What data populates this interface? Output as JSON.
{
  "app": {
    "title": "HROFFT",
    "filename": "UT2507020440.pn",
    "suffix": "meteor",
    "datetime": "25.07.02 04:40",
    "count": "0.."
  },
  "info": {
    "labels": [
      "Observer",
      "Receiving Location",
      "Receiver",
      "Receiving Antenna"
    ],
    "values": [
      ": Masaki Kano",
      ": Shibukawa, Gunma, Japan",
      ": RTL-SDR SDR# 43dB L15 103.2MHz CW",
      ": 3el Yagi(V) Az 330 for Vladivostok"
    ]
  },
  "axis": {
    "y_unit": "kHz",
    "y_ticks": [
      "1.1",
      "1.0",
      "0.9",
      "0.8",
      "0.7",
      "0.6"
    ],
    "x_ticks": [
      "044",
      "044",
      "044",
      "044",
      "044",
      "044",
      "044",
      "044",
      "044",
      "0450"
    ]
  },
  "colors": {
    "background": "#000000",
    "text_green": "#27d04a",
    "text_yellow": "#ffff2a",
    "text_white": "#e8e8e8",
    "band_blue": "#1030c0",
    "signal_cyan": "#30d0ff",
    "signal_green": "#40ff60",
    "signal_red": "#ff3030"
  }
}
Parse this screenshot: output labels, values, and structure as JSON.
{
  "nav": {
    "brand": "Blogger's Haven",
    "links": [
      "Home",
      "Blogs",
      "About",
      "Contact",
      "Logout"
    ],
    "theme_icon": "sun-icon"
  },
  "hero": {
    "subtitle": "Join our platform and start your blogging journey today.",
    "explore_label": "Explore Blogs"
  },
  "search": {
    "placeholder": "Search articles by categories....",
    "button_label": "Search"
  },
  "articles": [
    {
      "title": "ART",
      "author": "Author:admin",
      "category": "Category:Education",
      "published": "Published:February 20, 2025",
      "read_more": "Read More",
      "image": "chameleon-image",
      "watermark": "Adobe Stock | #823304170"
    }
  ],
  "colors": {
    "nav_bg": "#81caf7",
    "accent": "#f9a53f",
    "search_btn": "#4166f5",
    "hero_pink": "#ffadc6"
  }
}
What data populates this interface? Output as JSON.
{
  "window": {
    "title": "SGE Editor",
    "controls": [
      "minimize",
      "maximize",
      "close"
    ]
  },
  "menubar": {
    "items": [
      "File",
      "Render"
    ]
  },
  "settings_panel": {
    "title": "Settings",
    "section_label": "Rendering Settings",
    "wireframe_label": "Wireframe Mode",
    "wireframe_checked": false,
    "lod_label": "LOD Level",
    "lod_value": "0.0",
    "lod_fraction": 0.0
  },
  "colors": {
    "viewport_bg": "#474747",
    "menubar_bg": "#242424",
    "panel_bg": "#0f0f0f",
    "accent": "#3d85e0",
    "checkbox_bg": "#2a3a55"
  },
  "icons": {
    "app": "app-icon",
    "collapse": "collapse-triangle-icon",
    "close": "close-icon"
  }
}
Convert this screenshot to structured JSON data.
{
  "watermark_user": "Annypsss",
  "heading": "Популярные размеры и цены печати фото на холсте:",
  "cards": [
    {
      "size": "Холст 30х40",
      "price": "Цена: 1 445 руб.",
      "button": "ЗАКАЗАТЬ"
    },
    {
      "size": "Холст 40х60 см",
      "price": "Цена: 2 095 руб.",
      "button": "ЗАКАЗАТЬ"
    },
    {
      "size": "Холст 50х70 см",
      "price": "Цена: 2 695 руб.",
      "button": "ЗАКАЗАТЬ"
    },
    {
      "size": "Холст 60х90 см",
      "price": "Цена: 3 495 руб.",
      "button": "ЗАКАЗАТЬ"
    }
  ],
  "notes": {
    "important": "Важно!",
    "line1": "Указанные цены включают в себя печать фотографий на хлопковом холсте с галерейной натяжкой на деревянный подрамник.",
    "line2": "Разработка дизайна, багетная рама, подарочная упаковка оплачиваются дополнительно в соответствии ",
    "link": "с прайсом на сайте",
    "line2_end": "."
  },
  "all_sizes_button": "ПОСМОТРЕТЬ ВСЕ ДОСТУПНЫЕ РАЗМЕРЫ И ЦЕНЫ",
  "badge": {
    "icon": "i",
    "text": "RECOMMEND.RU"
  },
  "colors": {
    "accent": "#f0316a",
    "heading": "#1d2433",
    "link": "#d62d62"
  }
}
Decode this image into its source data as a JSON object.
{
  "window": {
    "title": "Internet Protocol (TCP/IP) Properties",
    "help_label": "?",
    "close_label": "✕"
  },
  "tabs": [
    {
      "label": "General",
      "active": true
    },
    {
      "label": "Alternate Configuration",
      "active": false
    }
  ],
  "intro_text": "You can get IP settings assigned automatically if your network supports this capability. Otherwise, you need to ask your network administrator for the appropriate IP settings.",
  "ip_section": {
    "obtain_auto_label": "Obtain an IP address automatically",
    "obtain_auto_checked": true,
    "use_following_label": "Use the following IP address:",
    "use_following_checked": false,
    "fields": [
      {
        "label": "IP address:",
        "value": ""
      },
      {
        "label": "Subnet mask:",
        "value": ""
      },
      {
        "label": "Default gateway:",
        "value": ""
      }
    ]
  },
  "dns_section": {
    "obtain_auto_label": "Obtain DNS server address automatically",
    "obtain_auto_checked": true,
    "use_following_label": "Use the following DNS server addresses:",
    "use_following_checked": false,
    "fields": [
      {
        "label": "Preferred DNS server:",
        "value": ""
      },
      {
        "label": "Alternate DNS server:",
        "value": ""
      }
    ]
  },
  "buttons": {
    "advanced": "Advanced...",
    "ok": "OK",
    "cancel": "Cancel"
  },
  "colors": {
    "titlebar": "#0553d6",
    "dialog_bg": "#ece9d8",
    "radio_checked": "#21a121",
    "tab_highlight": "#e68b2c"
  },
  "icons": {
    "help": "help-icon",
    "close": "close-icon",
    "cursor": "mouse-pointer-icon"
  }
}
=====
**Goal:**
Set all of the records down again, exactly as they stand.

**Exercise output:**
What data populates this interface? Output as JSON.
{
  "app": {
    "title": "HROFFT",
    "filename": "UT2507020440.pn",
    "suffix": "meteor",
    "datetime": "25.07.02 04:40",
    "count": "0.."
  },
  "info": {
    "labels": [
      "Observer",
      "Receiving Location",
      "Receiver",
      "Receiving Antenna"
    ],
    "values": [
      ": Masaki Kano",
      ": Shibukawa, Gunma, Japan",
      ": RTL-SDR SDR# 43dB L15 103.2MHz CW",
      ": 3el Yagi(V) Az 330 for Vladivostok"
    ]
  },
  "axis": {
    "y_unit": "kHz",
    "y_ticks": [
      "1.1",
      "1.0",
      "0.9",
      "0.8",
      "0.7",
      "0.6"
    ],
    "x_ticks": [
      "044",
      "044",
      "044",
      "044",
      "044",
      "044",
      "044",
      "044",
      "044",
      "0450"
    ]
  },
  "colors": {
    "background": "#000000",
    "text_green": "#27d04a",
    "text_yellow": "#ffff2a",
    "text_white": "#e8e8e8",
    "band_blue": "#1030c0",
    "signal_cyan": "#30d0ff",
    "signal_green": "#40ff60",
    "signal_red": "#ff3030"
  }
}
Parse this screenshot: output labels, values, and structure as JSON.
{
  "nav": {
    "brand": "Blogger's Haven",
    "links": [
      "Home",
      "Blogs",
      "About",
      "Contact",
      "Logout"
    ],
    "theme_icon": "sun-icon"
  },
  "hero": {
    "subtitle": "Join our platform and start your blogging journey today.",
    "explore_label": "Explore Blogs"
  },
  "search": {
    "placeholder": "Search articles by categories....",
    "button_label": "Search"
  },
  "articles": [
    {
      "title": "ART",
      "author": "Author:admin",
      "category": "Category:Education",
      "published": "Published:February 20, 2025",
      "read_more": "Read More",
      "image": "chameleon-image",
      "watermark": "Adobe Stock | #823304170"
    }
  ],
  "colors": {
    "nav_bg": "#81caf7",
    "accent": "#f9a53f",
    "search_btn": "#4166f5",
    "hero_pink": "#ffadc6"
  }
}
What data populates this interface? Output as JSON.
{
  "window": {
    "title": "SGE Editor",
    "controls": [
      "minimize",
      "maximize",
      "close"
    ]
  },
  "menubar": {
    "items": [
      "File",
      "Render"
    ]
  },
  "settings_panel": {
    "title": "Settings",
    "section_label": "Rendering Settings",
    "wireframe_label": "Wireframe Mode",
    "wireframe_checked": false,
    "lod_label": "LOD Level",
    "lod_value": "0.0",
    "lod_fraction": 0.0
  },
  "colors": {
    "viewport_bg": "#474747",
    "menubar_bg": "#242424",
    "panel_bg": "#0f0f0f",
    "accent": "#3d85e0",
    "checkbox_bg": "#2a3a55"
  },
  "icons": {
    "app": "app-icon",
    "collapse": "collapse-triangle-icon",
    "close": "close-icon"
  }
}
Convert this screenshot to structured JSON data.
{
  "watermark_user": "Annypsss",
  "heading": "Популярные размеры и цены печати фото на холсте:",
  "cards": [
    {
      "size": "Холст 30х40",
      "price": "Цена: 1 445 руб.",
      "button": "ЗАКАЗАТЬ"
    },
    {
      "size": "Холст 40х60 см",
      "price": "Цена: 2 095 руб.",
      "button": "ЗАКАЗАТЬ"
    },
    {
      "size": "Холст 50х70 см",
      "price": "Цена: 2 695 руб.",
      "button": "ЗАКАЗАТЬ"
    },
    {
      "size": "Холст 60х90 см",
      "price": "Цена: 3 495 руб.",
      "button": "ЗАКАЗАТЬ"
    }
  ],
  "notes": {
    "important": "Важно!",
    "line1": "Указанные цены включают в себя печать фотографий на хлопковом холсте с галерейной натяжкой на деревянный подрамник.",
    "line2": "Разработка дизайна, багетная рама, подарочная упаковка оплачиваются дополнительно в соответствии ",
    "link": "с прайсом на сайте",
    "line2_end": "."
  },
  "all_sizes_button": "ПОСМОТРЕТЬ ВСЕ ДОСТУПНЫЕ РАЗМЕРЫ И ЦЕНЫ",
  "badge": {
    "icon": "i",
    "text": "RECOMMEND.RU"
  },
  "colors": {
    "accent": "#f0316a",
    "heading": "#1d2433",
    "link": "#d62d62"
  }
}
Decode this image into its source data as a JSON object.
{
  "window": {
    "title": "Internet Protocol (TCP/IP) Properties",
    "help_label": "?",
    "close_label": "✕"
  },
  "tabs": [
    {
      "label": "General",
      "active": true
    },
    {
      "label": "Alternate Configuration",
      "active": false
    }
  ],
  "intro_text": "You can get IP settings assigned automatically if your network supports this capability. Otherwise, you need to ask your network administrator for the appropriate IP settings.",
  "ip_section": {
    "obtain_auto_label": "Obtain an IP address automatically",
    "obtain_auto_checked": true,
    "use_following_label": "Use the following IP address:",
    "use_following_checked": false,
    "fields": [
      {
        "label": "IP address:",
        "value": ""
      },
      {
        "label": "Subnet mask:",
        "value": ""
      },
      {
        "label": "Default gateway:",
        "value": ""
      }
    ]
  },
  "dns_section": {
    "obtain_auto_label": "Obtain DNS server address automatically",
    "obtain_auto_checked": true,
    "use_following_label": "Use the following DNS server addresses:",
    "use_following_checked": false,
    "fields": [
      {
        "label": "Preferred DNS server:",
        "value": ""
      },
      {
        "label": "Alternate DNS server:",
        "value": ""
      }
    ]
  },
  "buttons": {
    "advanced": "Advanced...",
    "ok": "OK",
    "cancel": "Cancel"
  },
  "colors": {
    "titlebar": "#0553d6",
    "dialog_bg": "#ece9d8",
    "radio_checked": "#21a121",
    "tab_highlight": "#e68b2c"
  },
  "icons": {
    "help": "help-icon",
    "close": "close-icon",
    "cursor": "mouse-pointer-icon"
  }
}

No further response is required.